* **Problem to work on**: Identify and copy all lines of the material where the string "axis" is found.
==================================================
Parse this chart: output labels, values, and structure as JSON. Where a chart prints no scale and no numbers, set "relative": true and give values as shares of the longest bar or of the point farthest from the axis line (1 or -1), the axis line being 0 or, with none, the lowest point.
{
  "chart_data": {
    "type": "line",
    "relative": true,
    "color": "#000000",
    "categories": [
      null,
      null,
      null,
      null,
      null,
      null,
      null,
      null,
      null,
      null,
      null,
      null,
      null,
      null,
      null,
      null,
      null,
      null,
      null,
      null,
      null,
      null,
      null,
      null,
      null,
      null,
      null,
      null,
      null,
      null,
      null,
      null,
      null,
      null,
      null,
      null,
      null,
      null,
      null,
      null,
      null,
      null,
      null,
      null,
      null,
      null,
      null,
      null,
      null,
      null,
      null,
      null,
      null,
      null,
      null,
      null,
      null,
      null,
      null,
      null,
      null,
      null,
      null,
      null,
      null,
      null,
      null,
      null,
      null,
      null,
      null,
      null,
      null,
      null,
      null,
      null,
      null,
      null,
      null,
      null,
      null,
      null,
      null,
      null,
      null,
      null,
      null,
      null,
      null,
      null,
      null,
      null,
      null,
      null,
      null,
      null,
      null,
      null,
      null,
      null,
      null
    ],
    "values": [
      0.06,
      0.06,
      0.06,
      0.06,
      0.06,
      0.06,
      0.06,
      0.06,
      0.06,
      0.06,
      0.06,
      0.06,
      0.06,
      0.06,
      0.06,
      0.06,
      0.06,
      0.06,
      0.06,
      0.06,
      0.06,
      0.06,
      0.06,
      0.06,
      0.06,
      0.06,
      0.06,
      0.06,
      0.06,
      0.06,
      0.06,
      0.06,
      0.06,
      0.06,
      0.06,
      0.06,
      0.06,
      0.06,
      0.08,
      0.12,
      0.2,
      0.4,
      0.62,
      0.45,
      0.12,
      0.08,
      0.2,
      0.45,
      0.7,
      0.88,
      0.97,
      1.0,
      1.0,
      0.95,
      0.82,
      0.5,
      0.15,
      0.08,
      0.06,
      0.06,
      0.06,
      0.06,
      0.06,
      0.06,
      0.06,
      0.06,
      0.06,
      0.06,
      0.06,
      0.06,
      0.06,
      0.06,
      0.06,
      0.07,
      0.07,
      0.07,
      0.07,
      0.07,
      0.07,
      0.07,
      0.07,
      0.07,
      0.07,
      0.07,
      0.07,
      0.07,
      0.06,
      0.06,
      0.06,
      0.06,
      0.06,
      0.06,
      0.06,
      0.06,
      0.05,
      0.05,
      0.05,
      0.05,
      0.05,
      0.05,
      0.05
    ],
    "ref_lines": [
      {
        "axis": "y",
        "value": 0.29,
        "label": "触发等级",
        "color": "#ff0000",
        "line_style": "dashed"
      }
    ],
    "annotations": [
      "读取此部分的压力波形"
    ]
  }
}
==================================================
* **Full answer**:
Parse this chart: output labels, values, and structure as JSON. Where a chart prints no scale and no numbers, set "relative": true and give values as shares of the longest bar or of the point farthest from the axis line (1 or -1), the axis line being 0 or, with none, the lowest point.
        "axis": "y",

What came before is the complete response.